**Lesetext:**
---

DER HERMENEUTISCHE ZIRKEL

Zu Beginn jeder ernsthaften Beschäftigung mit einem Problem steht die Hermeneutik, das einfühlsame Verstehen, um seinen Sinngehalt und sein Wesen zu erkennen und psychologisch zu erklären (Diltey 1907). Sie ist schon der Ausgangspunkt für das Finden der Voraussetzungen der Naturwissenschaften, für die Heuristik ihrer Axiome. Wenn also bereits die Naturwissenschaft dem „hermeneutischen Zirkel“ eines ganzheitlichen Sinnzusammenhanges und eines ihr vorangehenden Vorverständnisses nicht entgeht (Gadamer 1960), kann den Geisteswissenschaften und speziell der Religion aus ihrem hermeneutischen und heuristischen Vorgehen kein Vorwurf gemacht werden.

In Erkenntnis der bedingenden Mächte hat sich der Mensch ihnen anzupassen und zu folgen. Wer ihnen nicht nachkommt und sich gegen sie versündigt, schädigt und straft sich selber. Es hängt also von den Vorstellungen ab, welche sich die Menschen vom Absoluten machen. Im strengen Determinismus, Mechanismus und Materialismus handelt der Mensch eigentlich gar nicht frei, sondern agiert die Natur im Menschen. Im Reich der Notwendigkeiten besteht also keine wirkliche Freiheit und sie ist nur Selbsttäuschung, Mensch und Natur funktionieren wie eine Maschine (Mettrie 1747). Demnach hängen Optimismus oder Pessimismus vom Vertrauen in die übergeordneten Mächte ab. In der Transzendentalphilosophie hat sich der Mensch sittlich zu verhalten und dem Kategorischen Imperativ zu folgen (Kant 1788). Im Religiösen hängen Freiheit und Optimismus von der Rolle ab, inwieweit Gott dem Menschen selbstverantwortliche Autonomie zugesteht.

---

**Erfasste Daten:**
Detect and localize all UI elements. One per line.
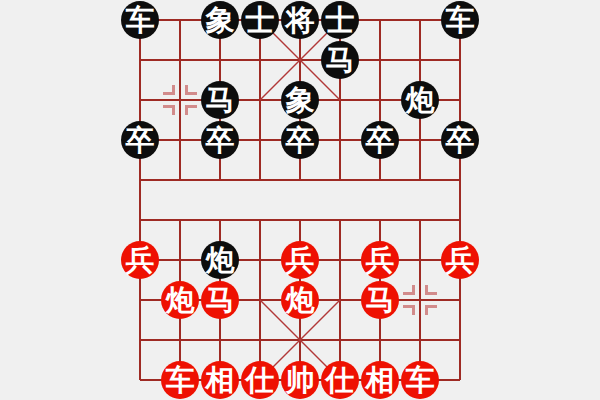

---

**Aufgabenstellung:**
[1] Wie lässt sich der Text zum hermeneutischen Zirkel in zwei Sätzen zusammenfassen?
[2] Würden Sie aus dem Text zum hermeneutischen Zirkel die Stelle abtippen, die mit „DER HERMENEUTISCHE ZIRKEL“ beginnt und bis einschließlich „Vorwurf gemacht werden.“ reicht?
[3] Wie könnte der Text zum hermeneutischen Zirkel weitergehen? Schreiben Sie ihn im Anschluss an seinen letzten Satz fort.
Die Daten stehen in keinem Zusammenhang mit dem Text zum hermeneutischen Zirkel.

**Lösungen:**
[1] Am Anfang jeder ernsthaften Beschäftigung mit einem Problem steht die Hermeneutik, deren Zirkel selbst die Naturwissenschaft nicht entgeht, weshalb den Geisteswissenschaften und der Religion ihr hermeneutisches Vorgehen nicht vorzuwerfen ist. Der Mensch hat sich den bedingenden Mächten anzupassen, wobei im strengen Determinismus keine wirkliche Freiheit besteht und im Religiösen Freiheit und Optimismus davon abhängen, wie viel selbstverantwortliche Autonomie Gott dem Menschen zugesteht.

[2]
DER HERMENEUTISCHE ZIRKEL

Zu Beginn jeder ernsthaften Beschäftigung mit einem Problem steht die Hermeneutik, das einfühlsame Verstehen, um seinen Sinngehalt und sein Wesen zu erkennen und psychologisch zu erklären (Diltey 1907). Sie ist schon der Ausgangspunkt für das Finden der Voraussetzungen der Naturwissenschaften, für die Heuristik ihrer Axiome. Wenn also bereits die Naturwissenschaft dem „hermeneutischen Zirkel“ eines ganzheitlichen Sinnzusammenhanges und eines ihr vorangehenden Vorverständnisses nicht entgeht (Gadamer 1960), kann den Geisteswissenschaften und speziell der Religion aus ihrem hermeneutischen und heuristischen Vorgehen kein Vorwurf gemacht werden.

[3]
Aus den zugestandenen Freiheitsgraden resultiert in weiterer Folge, welche Rolle die Freiheit in einer religiös oder auch ideologisch bestimmten Kultur spielt. So wie alle Ideologien untereinander verschieden sind und sich nur im Entstehungsmechanismus aus einer generalisierten Theorie oder Hypothese, der Relativierung aller anderen Ansätze und einer daraus entwickelten apologetischen Mythenbildung gleichen (Caspart 1991, S. 89-105), so unterscheiden auch alle Religionen im Detail und haben bloß eine gemeinsame Wurzel: die Begegnung des Menschen mit dem Numinosen (Heiligen, Göttlichen) und die Antwort des vom Numinosen bestimmten Menschen (Mensching 1962, S. 15). Die Begegnungserlebnisse der Religionsgründer, Propheten, Offenbarungsempfänger, Heiligen, Mystiker, Beter, Ordensgründer, Inspirierten und Frommen differieren (Mensching 1955) und formen im antwortenden Handeln durch Konfessionalisierung, Dogmatisierung und Organisierung (Mensching 1962, S. 288-297) jeweils eigene Kulturen.

GOTTESERFAHRUNGEN

Der Kern der ostasiatischen Religionen Taoismus und Konfuzianismus besteht in der Einordnung des Menschen in die kosmischen Gesetze (Groot 1918), wobei der Taoismus zu einer inaktiveren Haltung als der aktivere Konfuzianismus tendiert, welcher ein aktives sozialethisches Verhalten fordert. Ein Zuwiderhandeln fordert die eigene Selbstschädigung heraus. Viel Platz für Optimismus und Freiheit bleibt also nicht.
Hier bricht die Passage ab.